** BEGIN Excerpted data **

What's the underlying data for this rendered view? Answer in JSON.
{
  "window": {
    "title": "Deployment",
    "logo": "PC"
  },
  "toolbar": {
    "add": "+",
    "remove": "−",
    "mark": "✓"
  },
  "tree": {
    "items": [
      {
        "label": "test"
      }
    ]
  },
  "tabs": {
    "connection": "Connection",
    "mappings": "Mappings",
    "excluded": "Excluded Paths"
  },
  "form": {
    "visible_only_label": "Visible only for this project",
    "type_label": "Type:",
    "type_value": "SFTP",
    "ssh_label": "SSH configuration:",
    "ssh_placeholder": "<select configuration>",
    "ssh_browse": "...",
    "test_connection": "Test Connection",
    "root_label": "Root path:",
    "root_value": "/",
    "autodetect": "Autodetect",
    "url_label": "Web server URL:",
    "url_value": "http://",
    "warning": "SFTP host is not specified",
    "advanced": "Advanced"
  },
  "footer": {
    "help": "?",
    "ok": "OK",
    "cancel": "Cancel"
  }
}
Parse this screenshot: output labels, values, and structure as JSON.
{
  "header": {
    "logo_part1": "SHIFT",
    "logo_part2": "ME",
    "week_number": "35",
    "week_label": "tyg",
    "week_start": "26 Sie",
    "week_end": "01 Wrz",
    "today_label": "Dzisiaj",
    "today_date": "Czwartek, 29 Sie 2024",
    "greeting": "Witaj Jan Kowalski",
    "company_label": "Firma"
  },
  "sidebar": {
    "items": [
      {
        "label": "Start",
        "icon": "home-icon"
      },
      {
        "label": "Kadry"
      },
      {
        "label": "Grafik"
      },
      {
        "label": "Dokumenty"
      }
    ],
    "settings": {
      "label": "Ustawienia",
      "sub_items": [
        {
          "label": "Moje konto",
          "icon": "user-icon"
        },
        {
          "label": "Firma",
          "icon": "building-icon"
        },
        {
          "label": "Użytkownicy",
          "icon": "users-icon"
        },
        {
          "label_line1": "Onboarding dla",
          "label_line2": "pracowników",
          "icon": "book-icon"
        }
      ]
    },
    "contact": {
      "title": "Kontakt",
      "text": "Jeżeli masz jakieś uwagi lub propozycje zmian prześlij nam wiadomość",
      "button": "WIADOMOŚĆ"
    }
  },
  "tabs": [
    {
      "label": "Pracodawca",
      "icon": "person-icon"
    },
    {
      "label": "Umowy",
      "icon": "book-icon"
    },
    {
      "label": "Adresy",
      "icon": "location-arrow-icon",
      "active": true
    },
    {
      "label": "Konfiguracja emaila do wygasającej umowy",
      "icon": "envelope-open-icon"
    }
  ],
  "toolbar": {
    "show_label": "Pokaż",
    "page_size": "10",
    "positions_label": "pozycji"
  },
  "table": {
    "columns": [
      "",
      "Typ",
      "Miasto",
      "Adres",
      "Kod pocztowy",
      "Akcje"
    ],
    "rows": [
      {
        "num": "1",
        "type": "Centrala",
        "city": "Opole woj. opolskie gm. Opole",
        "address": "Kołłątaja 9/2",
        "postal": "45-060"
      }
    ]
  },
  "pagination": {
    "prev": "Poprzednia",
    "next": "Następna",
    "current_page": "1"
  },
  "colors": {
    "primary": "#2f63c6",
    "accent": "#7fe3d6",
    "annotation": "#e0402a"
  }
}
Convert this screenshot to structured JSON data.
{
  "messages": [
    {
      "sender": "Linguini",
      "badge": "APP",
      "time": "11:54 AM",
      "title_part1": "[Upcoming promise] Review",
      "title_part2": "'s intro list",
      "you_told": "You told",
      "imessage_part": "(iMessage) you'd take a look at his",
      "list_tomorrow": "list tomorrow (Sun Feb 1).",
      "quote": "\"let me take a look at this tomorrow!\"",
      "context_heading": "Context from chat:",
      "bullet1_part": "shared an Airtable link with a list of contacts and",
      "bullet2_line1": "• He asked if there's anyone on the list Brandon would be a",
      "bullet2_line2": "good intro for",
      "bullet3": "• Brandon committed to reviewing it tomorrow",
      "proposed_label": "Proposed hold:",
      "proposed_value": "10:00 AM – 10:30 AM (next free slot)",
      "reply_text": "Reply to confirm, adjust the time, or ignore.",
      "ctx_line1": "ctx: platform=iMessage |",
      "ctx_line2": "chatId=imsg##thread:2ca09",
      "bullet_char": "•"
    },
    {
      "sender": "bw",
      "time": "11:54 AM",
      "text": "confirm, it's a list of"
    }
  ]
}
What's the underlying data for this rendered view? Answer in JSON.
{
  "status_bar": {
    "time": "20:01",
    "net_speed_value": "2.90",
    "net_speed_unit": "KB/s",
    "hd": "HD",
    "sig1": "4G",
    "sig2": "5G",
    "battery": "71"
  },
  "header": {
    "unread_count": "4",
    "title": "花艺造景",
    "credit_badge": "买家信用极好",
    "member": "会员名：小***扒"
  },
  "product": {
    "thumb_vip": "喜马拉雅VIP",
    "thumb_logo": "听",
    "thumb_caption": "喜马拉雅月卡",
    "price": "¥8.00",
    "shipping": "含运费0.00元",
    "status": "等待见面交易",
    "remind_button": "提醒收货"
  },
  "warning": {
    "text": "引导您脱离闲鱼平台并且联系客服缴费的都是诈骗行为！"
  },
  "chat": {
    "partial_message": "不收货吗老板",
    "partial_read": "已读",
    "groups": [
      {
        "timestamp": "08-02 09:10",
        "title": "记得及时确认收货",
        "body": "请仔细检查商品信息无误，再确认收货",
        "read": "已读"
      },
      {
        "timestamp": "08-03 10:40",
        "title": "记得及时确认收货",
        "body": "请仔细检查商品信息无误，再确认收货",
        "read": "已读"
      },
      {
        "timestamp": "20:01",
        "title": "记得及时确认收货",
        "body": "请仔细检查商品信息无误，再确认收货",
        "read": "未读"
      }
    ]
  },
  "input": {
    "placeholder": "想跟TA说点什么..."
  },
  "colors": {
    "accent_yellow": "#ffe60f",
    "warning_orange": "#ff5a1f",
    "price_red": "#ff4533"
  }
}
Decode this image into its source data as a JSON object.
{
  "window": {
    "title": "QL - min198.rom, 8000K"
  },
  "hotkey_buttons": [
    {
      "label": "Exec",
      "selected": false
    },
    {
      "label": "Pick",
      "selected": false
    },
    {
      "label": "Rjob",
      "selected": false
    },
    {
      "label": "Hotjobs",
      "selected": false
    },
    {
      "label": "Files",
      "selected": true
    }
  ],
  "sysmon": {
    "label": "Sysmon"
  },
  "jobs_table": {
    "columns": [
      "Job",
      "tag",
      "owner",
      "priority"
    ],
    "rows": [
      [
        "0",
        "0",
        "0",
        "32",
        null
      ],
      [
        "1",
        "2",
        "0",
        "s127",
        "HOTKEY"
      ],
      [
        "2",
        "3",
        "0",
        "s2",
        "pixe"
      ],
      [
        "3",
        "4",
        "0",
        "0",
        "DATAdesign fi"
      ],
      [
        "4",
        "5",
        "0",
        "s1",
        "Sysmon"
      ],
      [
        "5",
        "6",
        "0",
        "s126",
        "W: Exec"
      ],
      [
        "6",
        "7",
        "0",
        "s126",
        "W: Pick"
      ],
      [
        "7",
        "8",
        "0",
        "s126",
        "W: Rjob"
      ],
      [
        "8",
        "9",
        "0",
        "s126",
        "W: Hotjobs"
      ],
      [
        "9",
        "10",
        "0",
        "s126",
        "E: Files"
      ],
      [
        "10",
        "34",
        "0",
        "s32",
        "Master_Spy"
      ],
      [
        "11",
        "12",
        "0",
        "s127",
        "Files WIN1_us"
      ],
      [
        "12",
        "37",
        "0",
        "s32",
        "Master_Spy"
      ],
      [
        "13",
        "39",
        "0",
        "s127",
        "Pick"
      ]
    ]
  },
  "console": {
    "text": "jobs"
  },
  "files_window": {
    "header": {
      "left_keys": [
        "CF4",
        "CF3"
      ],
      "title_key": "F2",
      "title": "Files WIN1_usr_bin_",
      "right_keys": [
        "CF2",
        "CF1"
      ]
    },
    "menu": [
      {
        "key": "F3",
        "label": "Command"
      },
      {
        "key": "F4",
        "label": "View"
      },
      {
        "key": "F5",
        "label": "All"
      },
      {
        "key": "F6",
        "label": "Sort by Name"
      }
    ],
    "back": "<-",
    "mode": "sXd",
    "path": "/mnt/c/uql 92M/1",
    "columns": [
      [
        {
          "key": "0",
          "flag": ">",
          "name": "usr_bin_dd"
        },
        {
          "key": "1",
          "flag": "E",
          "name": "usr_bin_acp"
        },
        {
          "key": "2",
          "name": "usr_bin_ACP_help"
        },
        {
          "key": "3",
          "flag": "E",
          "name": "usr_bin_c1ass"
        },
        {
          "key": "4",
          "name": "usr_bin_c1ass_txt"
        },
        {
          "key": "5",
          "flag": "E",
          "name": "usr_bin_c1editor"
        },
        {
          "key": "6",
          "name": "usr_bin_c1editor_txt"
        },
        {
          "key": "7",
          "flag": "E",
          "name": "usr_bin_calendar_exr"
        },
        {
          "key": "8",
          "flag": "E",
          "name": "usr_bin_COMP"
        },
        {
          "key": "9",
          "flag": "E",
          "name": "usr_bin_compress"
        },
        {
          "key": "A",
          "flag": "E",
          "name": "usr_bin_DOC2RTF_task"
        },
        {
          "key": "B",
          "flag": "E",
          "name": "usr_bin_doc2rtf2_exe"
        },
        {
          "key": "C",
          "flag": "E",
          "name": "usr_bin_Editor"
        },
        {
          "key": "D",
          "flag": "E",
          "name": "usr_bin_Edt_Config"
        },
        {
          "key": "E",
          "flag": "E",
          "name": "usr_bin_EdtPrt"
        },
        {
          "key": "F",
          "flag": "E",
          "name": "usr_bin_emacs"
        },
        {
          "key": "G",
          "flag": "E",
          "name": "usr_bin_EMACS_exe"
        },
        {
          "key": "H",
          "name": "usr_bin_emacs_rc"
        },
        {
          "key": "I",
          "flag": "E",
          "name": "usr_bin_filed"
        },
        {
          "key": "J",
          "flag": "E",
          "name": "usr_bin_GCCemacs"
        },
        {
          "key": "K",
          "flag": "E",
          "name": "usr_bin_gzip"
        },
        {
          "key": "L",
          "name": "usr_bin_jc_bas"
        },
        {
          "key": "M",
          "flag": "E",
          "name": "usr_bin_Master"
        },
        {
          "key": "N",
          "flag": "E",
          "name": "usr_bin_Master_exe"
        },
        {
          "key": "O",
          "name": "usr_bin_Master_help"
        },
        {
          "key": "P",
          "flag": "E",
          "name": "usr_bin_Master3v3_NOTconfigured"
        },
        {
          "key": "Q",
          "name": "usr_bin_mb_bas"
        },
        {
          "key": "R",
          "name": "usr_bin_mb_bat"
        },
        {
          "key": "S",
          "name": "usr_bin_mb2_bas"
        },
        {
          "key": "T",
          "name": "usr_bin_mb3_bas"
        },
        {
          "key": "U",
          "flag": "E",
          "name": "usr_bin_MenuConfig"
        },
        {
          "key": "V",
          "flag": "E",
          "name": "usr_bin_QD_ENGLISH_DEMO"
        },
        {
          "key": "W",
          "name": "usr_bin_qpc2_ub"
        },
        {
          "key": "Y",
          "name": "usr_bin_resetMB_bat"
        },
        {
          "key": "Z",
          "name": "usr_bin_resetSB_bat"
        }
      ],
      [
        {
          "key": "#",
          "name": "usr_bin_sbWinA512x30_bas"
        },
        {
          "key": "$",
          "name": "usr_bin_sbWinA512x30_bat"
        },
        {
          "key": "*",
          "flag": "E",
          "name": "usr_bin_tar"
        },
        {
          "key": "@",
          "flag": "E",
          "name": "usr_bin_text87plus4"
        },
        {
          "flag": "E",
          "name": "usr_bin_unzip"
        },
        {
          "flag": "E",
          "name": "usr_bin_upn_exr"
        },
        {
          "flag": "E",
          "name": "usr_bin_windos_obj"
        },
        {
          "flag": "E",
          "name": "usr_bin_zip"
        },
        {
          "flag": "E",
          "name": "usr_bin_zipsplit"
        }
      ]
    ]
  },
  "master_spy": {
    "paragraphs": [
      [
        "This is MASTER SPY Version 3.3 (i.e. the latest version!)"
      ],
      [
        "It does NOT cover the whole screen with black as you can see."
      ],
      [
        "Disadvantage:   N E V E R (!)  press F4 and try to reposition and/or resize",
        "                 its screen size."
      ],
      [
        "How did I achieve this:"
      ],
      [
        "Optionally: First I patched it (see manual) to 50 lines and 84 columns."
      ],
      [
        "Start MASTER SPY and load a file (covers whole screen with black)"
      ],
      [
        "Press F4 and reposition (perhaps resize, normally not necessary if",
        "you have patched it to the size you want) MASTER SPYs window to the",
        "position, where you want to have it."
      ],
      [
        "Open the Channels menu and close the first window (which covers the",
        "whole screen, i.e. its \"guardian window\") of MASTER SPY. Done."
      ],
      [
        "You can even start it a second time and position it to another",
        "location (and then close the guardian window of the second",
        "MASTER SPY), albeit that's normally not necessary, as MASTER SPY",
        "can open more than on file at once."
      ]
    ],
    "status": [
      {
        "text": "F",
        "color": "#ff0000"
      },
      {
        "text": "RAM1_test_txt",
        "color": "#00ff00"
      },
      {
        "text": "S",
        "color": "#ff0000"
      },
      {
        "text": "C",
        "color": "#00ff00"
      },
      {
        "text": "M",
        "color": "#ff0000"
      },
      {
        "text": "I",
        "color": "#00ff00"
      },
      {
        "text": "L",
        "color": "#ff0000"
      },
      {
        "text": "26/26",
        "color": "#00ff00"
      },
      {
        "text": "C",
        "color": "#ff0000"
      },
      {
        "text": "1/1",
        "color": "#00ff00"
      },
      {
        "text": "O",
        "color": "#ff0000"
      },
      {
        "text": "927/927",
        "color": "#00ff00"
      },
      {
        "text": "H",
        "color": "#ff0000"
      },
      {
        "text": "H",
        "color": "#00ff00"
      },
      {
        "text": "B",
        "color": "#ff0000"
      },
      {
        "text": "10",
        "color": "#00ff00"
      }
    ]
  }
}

** END Excerpted data **

**Problem statement**
Return every line above that contains the word "patched".

**Exercise answer**
        "Optionally: First I patched it (see manual) to 50 lines and 84 columns."
        "you have patched it to the size you want) MASTER SPYs window to the",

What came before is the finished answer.